> Directive
Look at the entries below and reproduce them exactly.

> Data supplied
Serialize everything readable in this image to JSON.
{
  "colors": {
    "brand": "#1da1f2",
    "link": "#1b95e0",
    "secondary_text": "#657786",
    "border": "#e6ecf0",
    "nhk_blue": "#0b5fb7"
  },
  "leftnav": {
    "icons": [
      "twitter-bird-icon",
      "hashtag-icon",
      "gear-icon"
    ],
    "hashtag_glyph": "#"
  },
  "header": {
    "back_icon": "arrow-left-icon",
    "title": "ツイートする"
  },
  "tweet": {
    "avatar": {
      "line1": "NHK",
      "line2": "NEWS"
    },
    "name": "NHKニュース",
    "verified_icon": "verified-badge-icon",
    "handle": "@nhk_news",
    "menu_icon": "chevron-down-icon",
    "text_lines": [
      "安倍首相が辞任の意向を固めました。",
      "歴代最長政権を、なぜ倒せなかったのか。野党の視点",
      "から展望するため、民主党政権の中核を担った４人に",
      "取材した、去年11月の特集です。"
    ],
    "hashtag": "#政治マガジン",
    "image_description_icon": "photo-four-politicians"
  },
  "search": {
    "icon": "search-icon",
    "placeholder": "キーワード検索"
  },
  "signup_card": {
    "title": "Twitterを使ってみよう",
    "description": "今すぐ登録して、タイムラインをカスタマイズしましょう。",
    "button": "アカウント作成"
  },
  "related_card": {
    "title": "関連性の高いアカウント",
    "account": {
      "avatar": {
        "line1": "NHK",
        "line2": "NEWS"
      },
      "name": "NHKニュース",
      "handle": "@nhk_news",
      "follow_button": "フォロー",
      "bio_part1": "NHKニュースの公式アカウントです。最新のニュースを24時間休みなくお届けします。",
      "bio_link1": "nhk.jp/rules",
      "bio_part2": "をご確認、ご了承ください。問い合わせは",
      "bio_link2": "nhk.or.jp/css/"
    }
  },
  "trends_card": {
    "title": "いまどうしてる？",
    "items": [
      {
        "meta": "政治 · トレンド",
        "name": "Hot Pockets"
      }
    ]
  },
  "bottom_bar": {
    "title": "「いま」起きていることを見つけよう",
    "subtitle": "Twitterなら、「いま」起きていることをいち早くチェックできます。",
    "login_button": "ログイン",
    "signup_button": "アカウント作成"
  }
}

> Result for this exercise
Serialize everything readable in this image to JSON.
{
  "colors": {
    "brand": "#1da1f2",
    "link": "#1b95e0",
    "secondary_text": "#657786",
    "border": "#e6ecf0",
    "nhk_blue": "#0b5fb7"
  },
  "leftnav": {
    "icons": [
      "twitter-bird-icon",
      "hashtag-icon",
      "gear-icon"
    ],
    "hashtag_glyph": "#"
  },
  "header": {
    "back_icon": "arrow-left-icon",
    "title": "ツイートする"
  },
  "tweet": {
    "avatar": {
      "line1": "NHK",
      "line2": "NEWS"
    },
    "name": "NHKニュース",
    "verified_icon": "verified-badge-icon",
    "handle": "@nhk_news",
    "menu_icon": "chevron-down-icon",
    "text_lines": [
      "安倍首相が辞任の意向を固めました。",
      "歴代最長政権を、なぜ倒せなかったのか。野党の視点",
      "から展望するため、民主党政権の中核を担った４人に",
      "取材した、去年11月の特集です。"
    ],
    "hashtag": "#政治マガジン",
    "image_description_icon": "photo-four-politicians"
  },
  "search": {
    "icon": "search-icon",
    "placeholder": "キーワード検索"
  },
  "signup_card": {
    "title": "Twitterを使ってみよう",
    "description": "今すぐ登録して、タイムラインをカスタマイズしましょう。",
    "button": "アカウント作成"
  },
  "related_card": {
    "title": "関連性の高いアカウント",
    "account": {
      "avatar": {
        "line1": "NHK",
        "line2": "NEWS"
      },
      "name": "NHKニュース",
      "handle": "@nhk_news",
      "follow_button": "フォロー",
      "bio_part1": "NHKニュースの公式アカウントです。最新のニュースを24時間休みなくお届けします。",
      "bio_link1": "nhk.jp/rules",
      "bio_part2": "をご確認、ご了承ください。問い合わせは",
      "bio_link2": "nhk.or.jp/css/"
    }
  },
  "trends_card": {
    "title": "いまどうしてる？",
    "items": [
      {
        "meta": "政治 · トレンド",
        "name": "Hot Pockets"
      }
    ]
  },
  "bottom_bar": {
    "title": "「いま」起きていることを見つけよう",
    "subtitle": "Twitterなら、「いま」起きていることをいち早くチェックできます。",
    "login_button": "ログイン",
    "signup_button": "アカウント作成"
  }
}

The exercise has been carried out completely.